(Stored data entries)
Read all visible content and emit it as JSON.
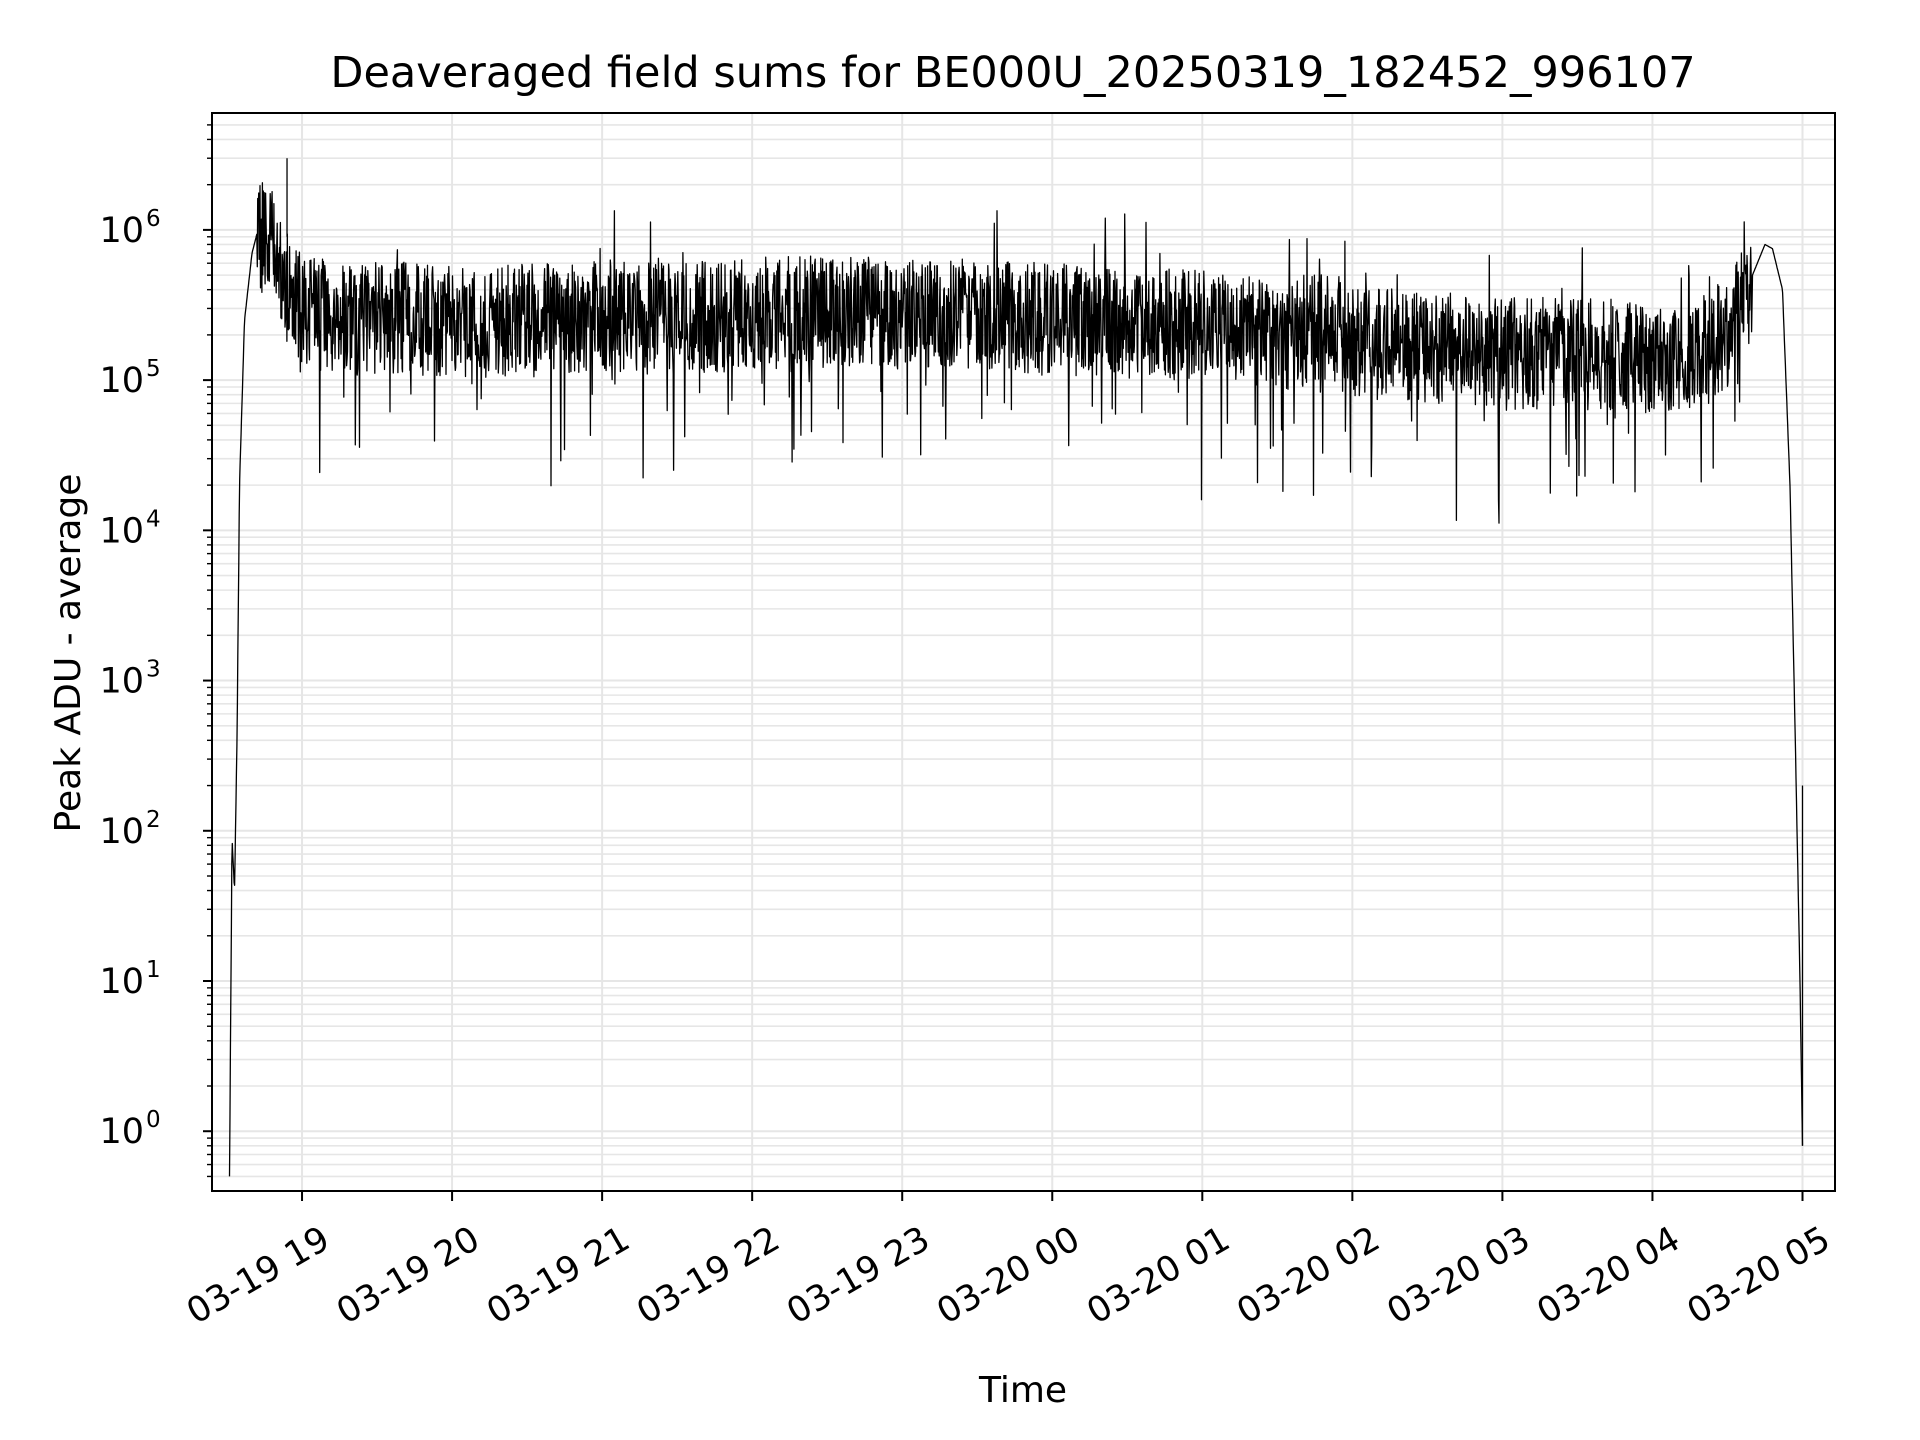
{
  "chart_data": {
    "type": "line",
    "title": "Deaveraged field sums for BE000U_20250319_182452_996107",
    "xlabel": "Time",
    "ylabel": "Peak ADU - average",
    "yscale": "log",
    "grid": true,
    "grid_minor": true,
    "xlim": [
      "2025-03-19 18:24",
      "2025-03-20 05:13"
    ],
    "ylim": [
      0.4,
      6000000
    ],
    "x_ticks": [
      "03-19 19",
      "03-19 20",
      "03-19 21",
      "03-19 22",
      "03-19 23",
      "03-20 00",
      "03-20 01",
      "03-20 02",
      "03-20 03",
      "03-20 04",
      "03-20 05"
    ],
    "y_ticks": [
      {
        "base": "10",
        "exp": "0"
      },
      {
        "base": "10",
        "exp": "1"
      },
      {
        "base": "10",
        "exp": "2"
      },
      {
        "base": "10",
        "exp": "3"
      },
      {
        "base": "10",
        "exp": "4"
      },
      {
        "base": "10",
        "exp": "5"
      },
      {
        "base": "10",
        "exp": "6"
      }
    ],
    "line_color": "#000000",
    "grid_color": "#e6e6e6",
    "series": [
      {
        "name": "",
        "x": [
          "2025-03-19 18:31",
          "2025-03-19 18:32",
          "2025-03-19 18:33",
          "2025-03-19 18:34",
          "2025-03-19 18:35",
          "2025-03-19 18:37",
          "2025-03-19 18:40",
          "2025-03-19 18:43",
          "2025-03-19 18:46",
          "2025-03-19 18:49",
          "2025-03-19 18:52",
          "2025-03-19 18:55",
          "2025-03-19 18:58",
          "2025-03-19 19:05",
          "2025-03-19 19:20",
          "2025-03-19 19:40",
          "2025-03-19 20:00",
          "2025-03-19 20:30",
          "2025-03-19 21:00",
          "2025-03-19 21:30",
          "2025-03-19 22:00",
          "2025-03-19 22:30",
          "2025-03-19 23:00",
          "2025-03-19 23:30",
          "2025-03-20 00:00",
          "2025-03-20 00:30",
          "2025-03-20 01:00",
          "2025-03-20 01:30",
          "2025-03-20 01:50",
          "2025-03-20 02:00",
          "2025-03-20 02:30",
          "2025-03-20 03:00",
          "2025-03-20 03:30",
          "2025-03-20 04:00",
          "2025-03-20 04:20",
          "2025-03-20 04:30",
          "2025-03-20 04:40",
          "2025-03-20 04:45",
          "2025-03-20 04:48",
          "2025-03-20 04:52",
          "2025-03-20 04:55",
          "2025-03-20 04:57",
          "2025-03-20 04:59",
          "2025-03-20 05:00"
        ],
        "y": [
          0.5,
          90,
          40,
          400,
          20000,
          250000,
          700000,
          1100000,
          1000000,
          900000,
          600000,
          450000,
          380000,
          330000,
          300000,
          310000,
          290000,
          300000,
          320000,
          300000,
          330000,
          340000,
          330000,
          320000,
          300000,
          290000,
          270000,
          230000,
          280000,
          210000,
          200000,
          180000,
          180000,
          170000,
          180000,
          250000,
          500000,
          800000,
          750000,
          400000,
          20000,
          500,
          10,
          0.8
        ]
      }
    ]
  }
}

=== Stated problem ===
The records above need to be restated word for word, with the pictures left out.

=== Written reply ===
Read all visible content and emit it as JSON.
{
  "chart_data": {
    "type": "line",
    "title": "Deaveraged field sums for BE000U_20250319_182452_996107",
    "xlabel": "Time",
    "ylabel": "Peak ADU - average",
    "yscale": "log",
    "grid": true,
    "grid_minor": true,
    "xlim": [
      "2025-03-19 18:24",
      "2025-03-20 05:13"
    ],
    "ylim": [
      0.4,
      6000000
    ],
    "x_ticks": [
      "03-19 19",
      "03-19 20",
      "03-19 21",
      "03-19 22",
      "03-19 23",
      "03-20 00",
      "03-20 01",
      "03-20 02",
      "03-20 03",
      "03-20 04",
      "03-20 05"
    ],
    "y_ticks": [
      {
        "base": "10",
        "exp": "0"
      },
      {
        "base": "10",
        "exp": "1"
      },
      {
        "base": "10",
        "exp": "2"
      },
      {
        "base": "10",
        "exp": "3"
      },
      {
        "base": "10",
        "exp": "4"
      },
      {
        "base": "10",
        "exp": "5"
      },
      {
        "base": "10",
        "exp": "6"
      }
    ],
    "line_color": "#000000",
    "grid_color": "#e6e6e6",
    "series": [
      {
        "name": "",
        "x": [
          "2025-03-19 18:31",
          "2025-03-19 18:32",
          "2025-03-19 18:33",
          "2025-03-19 18:34",
          "2025-03-19 18:35",
          "2025-03-19 18:37",
          "2025-03-19 18:40",
          "2025-03-19 18:43",
          "2025-03-19 18:46",
          "2025-03-19 18:49",
          "2025-03-19 18:52",
          "2025-03-19 18:55",
          "2025-03-19 18:58",
          "2025-03-19 19:05",
          "2025-03-19 19:20",
          "2025-03-19 19:40",
          "2025-03-19 20:00",
          "2025-03-19 20:30",
          "2025-03-19 21:00",
          "2025-03-19 21:30",
          "2025-03-19 22:00",
          "2025-03-19 22:30",
          "2025-03-19 23:00",
          "2025-03-19 23:30",
          "2025-03-20 00:00",
          "2025-03-20 00:30",
          "2025-03-20 01:00",
          "2025-03-20 01:30",
          "2025-03-20 01:50",
          "2025-03-20 02:00",
          "2025-03-20 02:30",
          "2025-03-20 03:00",
          "2025-03-20 03:30",
          "2025-03-20 04:00",
          "2025-03-20 04:20",
          "2025-03-20 04:30",
          "2025-03-20 04:40",
          "2025-03-20 04:45",
          "2025-03-20 04:48",
          "2025-03-20 04:52",
          "2025-03-20 04:55",
          "2025-03-20 04:57",
          "2025-03-20 04:59",
          "2025-03-20 05:00"
        ],
        "y": [
          0.5,
          90,
          40,
          400,
          20000,
          250000,
          700000,
          1100000,
          1000000,
          900000,
          600000,
          450000,
          380000,
          330000,
          300000,
          310000,
          290000,
          300000,
          320000,
          300000,
          330000,
          340000,
          330000,
          320000,
          300000,
          290000,
          270000,
          230000,
          280000,
          210000,
          200000,
          180000,
          180000,
          170000,
          180000,
          250000,
          500000,
          800000,
          750000,
          400000,
          20000,
          500,
          10,
          0.8
        ]
      }
    ]
  }
}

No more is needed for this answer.